**What you are asked to do:** Provide the number of lines containing the word "value", and nothing else.

**Input records:**
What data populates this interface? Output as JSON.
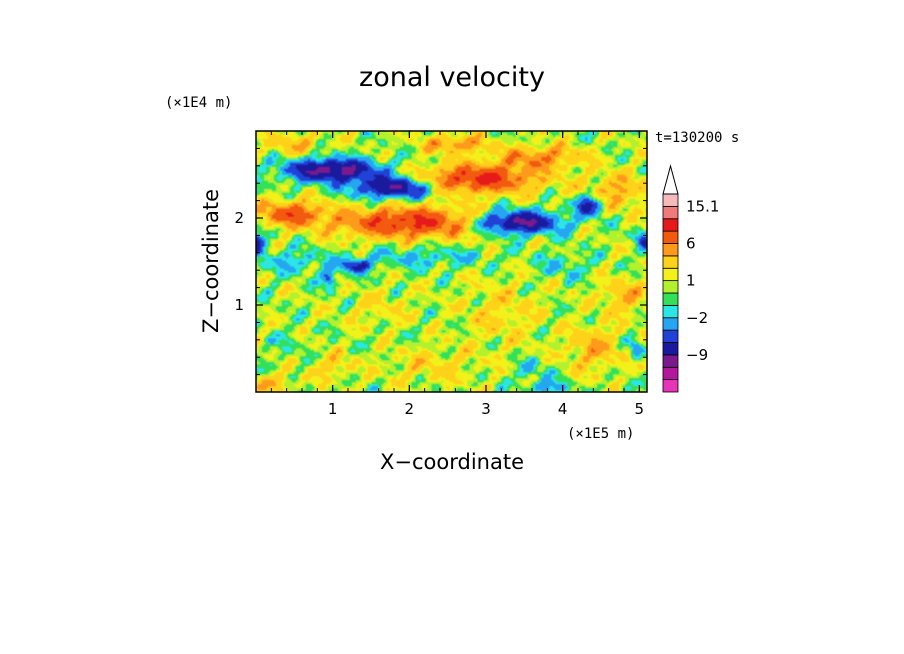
{
  "chart_data": {
    "type": "heatmap",
    "title": "zonal velocity",
    "xlabel": "X−coordinate",
    "ylabel": "Z−coordinate",
    "x_scale_label": "(×1E5 m)",
    "y_scale_label": "(×1E4 m)",
    "time_label": "t=130200 s",
    "xlim": [
      0,
      5.1
    ],
    "ylim": [
      0,
      3.0
    ],
    "x_ticks": [
      {
        "value": 1,
        "label": "1"
      },
      {
        "value": 2,
        "label": "2"
      },
      {
        "value": 3,
        "label": "3"
      },
      {
        "value": 4,
        "label": "4"
      },
      {
        "value": 5,
        "label": "5"
      }
    ],
    "y_ticks": [
      {
        "value": 1,
        "label": "1"
      },
      {
        "value": 2,
        "label": "2"
      }
    ],
    "colorbar": {
      "levels": [
        -15,
        -12,
        -9,
        -6,
        -4,
        -2,
        -1,
        0,
        1,
        2,
        4,
        6,
        9,
        12,
        15.1
      ],
      "colors": [
        "#e633b8",
        "#b3179e",
        "#7a1a8c",
        "#1a1a9e",
        "#2142d6",
        "#24a6f0",
        "#2be6e6",
        "#33e05a",
        "#b3f02e",
        "#f2f21a",
        "#ffd21a",
        "#ff9a1a",
        "#f25a0f",
        "#e61a1a",
        "#f07a7a",
        "#f7baba"
      ],
      "labels": [
        {
          "value": 15.1,
          "label": "15.1"
        },
        {
          "value": 6,
          "label": "6"
        },
        {
          "value": 1,
          "label": "1"
        },
        {
          "value": -2,
          "label": "−2"
        },
        {
          "value": -9,
          "label": "−9"
        }
      ]
    },
    "features": [
      {
        "x": 1.0,
        "z": 2.55,
        "sx": 0.6,
        "sz": 0.13,
        "v": -11
      },
      {
        "x": 1.8,
        "z": 2.35,
        "sx": 0.5,
        "sz": 0.12,
        "v": -10
      },
      {
        "x": 3.4,
        "z": 1.95,
        "sx": 0.55,
        "sz": 0.13,
        "v": -11
      },
      {
        "x": 4.35,
        "z": 2.15,
        "sx": 0.18,
        "sz": 0.12,
        "v": -8
      },
      {
        "x": 0.0,
        "z": 1.7,
        "sx": 0.12,
        "sz": 0.12,
        "v": -8
      },
      {
        "x": 1.3,
        "z": 1.45,
        "sx": 0.2,
        "sz": 0.08,
        "v": -7
      },
      {
        "x": 0.95,
        "z": 1.3,
        "sx": 0.08,
        "sz": 0.1,
        "v": -6
      },
      {
        "x": 5.05,
        "z": 1.75,
        "sx": 0.1,
        "sz": 0.1,
        "v": -6
      },
      {
        "x": 2.0,
        "z": 1.95,
        "sx": 0.95,
        "sz": 0.17,
        "v": 9
      },
      {
        "x": 0.45,
        "z": 2.05,
        "sx": 0.4,
        "sz": 0.14,
        "v": 7
      },
      {
        "x": 2.9,
        "z": 2.45,
        "sx": 0.75,
        "sz": 0.16,
        "v": 9
      },
      {
        "x": 3.7,
        "z": 2.7,
        "sx": 0.55,
        "sz": 0.13,
        "v": 5
      },
      {
        "x": 4.7,
        "z": 2.3,
        "sx": 0.4,
        "sz": 0.2,
        "v": 4
      },
      {
        "x": 2.6,
        "z": 2.85,
        "sx": 0.4,
        "sz": 0.1,
        "v": 5
      },
      {
        "x": 0.5,
        "z": 2.85,
        "sx": 0.4,
        "sz": 0.12,
        "v": 3
      },
      {
        "x": 0.5,
        "z": 1.5,
        "sx": 0.45,
        "sz": 0.14,
        "v": -2.5
      },
      {
        "x": 2.2,
        "z": 1.55,
        "sx": 0.8,
        "sz": 0.12,
        "v": -2.5
      },
      {
        "x": 4.0,
        "z": 1.45,
        "sx": 0.35,
        "sz": 0.15,
        "v": -2
      },
      {
        "x": 0.4,
        "z": 0.55,
        "sx": 0.25,
        "sz": 0.15,
        "v": -1
      },
      {
        "x": 1.6,
        "z": 0.95,
        "sx": 0.4,
        "sz": 0.2,
        "v": 1.5
      },
      {
        "x": 3.2,
        "z": 0.9,
        "sx": 0.5,
        "sz": 0.35,
        "v": 2
      },
      {
        "x": 2.3,
        "z": 0.3,
        "sx": 0.6,
        "sz": 0.2,
        "v": 2
      },
      {
        "x": 3.6,
        "z": 0.25,
        "sx": 0.25,
        "sz": 0.12,
        "v": -2
      },
      {
        "x": 4.4,
        "z": 0.5,
        "sx": 0.35,
        "sz": 0.25,
        "v": 3.5
      },
      {
        "x": 4.8,
        "z": 1.1,
        "sx": 0.3,
        "sz": 0.2,
        "v": 3.5
      },
      {
        "x": 3.8,
        "z": 0.05,
        "sx": 0.25,
        "sz": 0.08,
        "v": -4
      },
      {
        "x": 0.2,
        "z": 0.1,
        "sx": 0.3,
        "sz": 0.1,
        "v": 3
      },
      {
        "x": 1.0,
        "z": 0.3,
        "sx": 0.25,
        "sz": 0.15,
        "v": 2.5
      },
      {
        "x": 4.95,
        "z": 0.5,
        "sx": 0.08,
        "sz": 0.1,
        "v": -5
      }
    ]
  }
}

**Response:** 12